Return each line containing "this".

Stored rows:
---------------
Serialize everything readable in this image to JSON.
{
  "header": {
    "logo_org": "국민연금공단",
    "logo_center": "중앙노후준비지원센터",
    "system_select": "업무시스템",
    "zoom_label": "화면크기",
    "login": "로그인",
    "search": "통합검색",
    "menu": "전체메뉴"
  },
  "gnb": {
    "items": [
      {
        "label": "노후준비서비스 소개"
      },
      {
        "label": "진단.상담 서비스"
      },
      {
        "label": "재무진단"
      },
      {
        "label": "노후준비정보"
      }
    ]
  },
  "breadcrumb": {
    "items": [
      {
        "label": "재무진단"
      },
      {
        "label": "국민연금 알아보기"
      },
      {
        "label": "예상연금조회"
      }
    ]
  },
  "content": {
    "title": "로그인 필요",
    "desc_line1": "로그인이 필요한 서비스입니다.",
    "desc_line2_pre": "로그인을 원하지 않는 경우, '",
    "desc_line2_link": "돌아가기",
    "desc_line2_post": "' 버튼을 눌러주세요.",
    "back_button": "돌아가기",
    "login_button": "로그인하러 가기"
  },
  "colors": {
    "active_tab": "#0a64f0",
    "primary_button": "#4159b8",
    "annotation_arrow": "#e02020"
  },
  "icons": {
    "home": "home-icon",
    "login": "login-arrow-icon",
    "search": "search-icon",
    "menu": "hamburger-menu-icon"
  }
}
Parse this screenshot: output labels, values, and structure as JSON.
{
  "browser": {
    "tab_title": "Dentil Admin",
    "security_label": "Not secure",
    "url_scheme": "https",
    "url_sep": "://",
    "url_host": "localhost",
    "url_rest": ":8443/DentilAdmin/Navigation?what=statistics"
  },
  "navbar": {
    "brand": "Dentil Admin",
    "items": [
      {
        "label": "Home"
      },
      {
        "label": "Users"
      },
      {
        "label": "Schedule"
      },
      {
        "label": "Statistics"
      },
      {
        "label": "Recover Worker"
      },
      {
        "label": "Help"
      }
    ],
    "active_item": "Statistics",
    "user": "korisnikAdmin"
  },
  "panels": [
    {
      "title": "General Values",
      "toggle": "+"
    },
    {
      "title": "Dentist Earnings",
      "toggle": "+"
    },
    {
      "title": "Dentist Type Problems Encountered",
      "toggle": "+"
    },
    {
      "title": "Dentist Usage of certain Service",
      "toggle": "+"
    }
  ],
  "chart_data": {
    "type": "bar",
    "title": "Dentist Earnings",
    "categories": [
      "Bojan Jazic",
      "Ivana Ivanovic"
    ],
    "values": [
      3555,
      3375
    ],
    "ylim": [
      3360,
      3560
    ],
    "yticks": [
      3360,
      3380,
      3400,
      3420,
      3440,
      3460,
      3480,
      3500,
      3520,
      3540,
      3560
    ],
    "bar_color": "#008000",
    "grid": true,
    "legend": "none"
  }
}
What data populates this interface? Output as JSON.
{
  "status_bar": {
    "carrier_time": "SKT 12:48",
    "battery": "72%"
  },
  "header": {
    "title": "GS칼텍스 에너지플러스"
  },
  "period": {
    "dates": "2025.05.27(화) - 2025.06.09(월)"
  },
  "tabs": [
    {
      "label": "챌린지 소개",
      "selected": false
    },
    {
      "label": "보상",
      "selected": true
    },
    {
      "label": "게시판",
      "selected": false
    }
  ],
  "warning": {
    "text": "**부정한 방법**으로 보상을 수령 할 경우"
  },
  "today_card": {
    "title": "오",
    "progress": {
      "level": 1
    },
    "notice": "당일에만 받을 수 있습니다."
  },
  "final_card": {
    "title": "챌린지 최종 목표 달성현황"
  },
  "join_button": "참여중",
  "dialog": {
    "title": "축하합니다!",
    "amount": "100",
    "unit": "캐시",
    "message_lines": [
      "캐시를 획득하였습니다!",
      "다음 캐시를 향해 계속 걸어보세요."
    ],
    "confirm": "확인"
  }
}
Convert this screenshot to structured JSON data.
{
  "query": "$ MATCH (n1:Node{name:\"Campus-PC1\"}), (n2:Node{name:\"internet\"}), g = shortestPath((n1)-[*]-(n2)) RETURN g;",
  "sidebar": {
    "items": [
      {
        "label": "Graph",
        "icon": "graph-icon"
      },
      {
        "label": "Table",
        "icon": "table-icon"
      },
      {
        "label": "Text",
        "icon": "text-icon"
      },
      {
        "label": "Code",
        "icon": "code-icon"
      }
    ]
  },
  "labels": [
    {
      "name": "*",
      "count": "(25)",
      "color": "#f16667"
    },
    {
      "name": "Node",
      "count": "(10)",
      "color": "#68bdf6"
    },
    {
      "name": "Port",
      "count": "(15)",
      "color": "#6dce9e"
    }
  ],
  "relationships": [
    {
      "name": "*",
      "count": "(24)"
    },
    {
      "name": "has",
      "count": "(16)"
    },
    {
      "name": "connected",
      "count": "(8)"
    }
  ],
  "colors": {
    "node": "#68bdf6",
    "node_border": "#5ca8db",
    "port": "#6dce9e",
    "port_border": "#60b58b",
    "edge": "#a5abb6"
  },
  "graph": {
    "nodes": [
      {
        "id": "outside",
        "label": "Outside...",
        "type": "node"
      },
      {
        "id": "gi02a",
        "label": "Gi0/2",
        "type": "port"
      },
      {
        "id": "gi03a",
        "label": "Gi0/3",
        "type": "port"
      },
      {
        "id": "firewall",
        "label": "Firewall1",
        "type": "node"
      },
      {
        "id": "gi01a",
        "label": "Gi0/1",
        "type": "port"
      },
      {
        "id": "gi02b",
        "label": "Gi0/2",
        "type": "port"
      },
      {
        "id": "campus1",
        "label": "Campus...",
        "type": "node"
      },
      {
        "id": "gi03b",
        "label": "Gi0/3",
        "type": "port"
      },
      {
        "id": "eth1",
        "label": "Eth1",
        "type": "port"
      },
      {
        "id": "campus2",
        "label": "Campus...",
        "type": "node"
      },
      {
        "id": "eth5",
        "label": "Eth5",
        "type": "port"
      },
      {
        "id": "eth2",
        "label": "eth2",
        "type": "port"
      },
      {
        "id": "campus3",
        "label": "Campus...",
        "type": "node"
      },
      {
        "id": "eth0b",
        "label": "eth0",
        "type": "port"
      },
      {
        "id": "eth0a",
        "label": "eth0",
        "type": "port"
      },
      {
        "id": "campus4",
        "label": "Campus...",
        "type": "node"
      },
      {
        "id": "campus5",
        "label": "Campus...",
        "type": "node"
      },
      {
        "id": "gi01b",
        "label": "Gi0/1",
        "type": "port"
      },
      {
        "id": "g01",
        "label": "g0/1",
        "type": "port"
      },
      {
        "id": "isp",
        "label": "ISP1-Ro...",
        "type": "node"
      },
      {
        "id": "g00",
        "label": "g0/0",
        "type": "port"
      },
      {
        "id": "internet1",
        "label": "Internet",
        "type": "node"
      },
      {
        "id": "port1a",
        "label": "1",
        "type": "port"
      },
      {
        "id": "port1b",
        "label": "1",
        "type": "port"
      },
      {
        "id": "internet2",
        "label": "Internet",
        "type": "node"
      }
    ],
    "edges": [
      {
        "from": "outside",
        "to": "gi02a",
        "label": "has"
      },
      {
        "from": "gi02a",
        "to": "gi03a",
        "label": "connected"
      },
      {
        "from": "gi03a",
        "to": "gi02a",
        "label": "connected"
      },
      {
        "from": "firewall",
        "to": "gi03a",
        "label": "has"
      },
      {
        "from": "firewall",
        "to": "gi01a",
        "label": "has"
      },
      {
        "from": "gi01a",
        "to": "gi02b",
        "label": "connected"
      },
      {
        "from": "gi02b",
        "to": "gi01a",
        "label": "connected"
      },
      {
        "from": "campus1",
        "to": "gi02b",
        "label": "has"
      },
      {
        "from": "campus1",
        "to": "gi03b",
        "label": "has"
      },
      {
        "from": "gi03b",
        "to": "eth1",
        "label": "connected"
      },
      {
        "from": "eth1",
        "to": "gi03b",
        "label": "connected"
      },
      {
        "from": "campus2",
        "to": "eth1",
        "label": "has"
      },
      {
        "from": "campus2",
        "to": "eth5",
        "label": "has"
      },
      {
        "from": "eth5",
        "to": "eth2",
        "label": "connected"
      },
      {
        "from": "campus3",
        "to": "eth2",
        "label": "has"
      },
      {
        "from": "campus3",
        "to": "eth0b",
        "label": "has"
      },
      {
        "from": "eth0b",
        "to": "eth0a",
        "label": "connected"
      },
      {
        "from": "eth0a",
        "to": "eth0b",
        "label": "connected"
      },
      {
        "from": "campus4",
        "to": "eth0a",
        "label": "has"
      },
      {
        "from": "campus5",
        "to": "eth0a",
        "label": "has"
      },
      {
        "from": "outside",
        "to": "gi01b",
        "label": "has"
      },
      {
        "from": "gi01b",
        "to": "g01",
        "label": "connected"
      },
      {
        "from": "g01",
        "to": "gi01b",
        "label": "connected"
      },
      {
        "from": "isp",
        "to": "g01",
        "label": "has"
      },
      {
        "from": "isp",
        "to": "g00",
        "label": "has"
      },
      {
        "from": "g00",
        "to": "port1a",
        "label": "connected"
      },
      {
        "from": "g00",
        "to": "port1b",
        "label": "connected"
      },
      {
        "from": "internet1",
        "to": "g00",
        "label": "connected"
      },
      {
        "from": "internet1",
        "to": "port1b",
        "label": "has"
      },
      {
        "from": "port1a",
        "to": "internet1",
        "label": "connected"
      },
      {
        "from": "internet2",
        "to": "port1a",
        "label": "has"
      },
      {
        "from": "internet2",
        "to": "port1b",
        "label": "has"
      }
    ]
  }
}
---------------
Correct result:
Serialize everything readable in this image to JSON.
Parse this screenshot: output labels, values, and structure as JSON.
What data populates this interface? Output as JSON.
Convert this screenshot to structured JSON data.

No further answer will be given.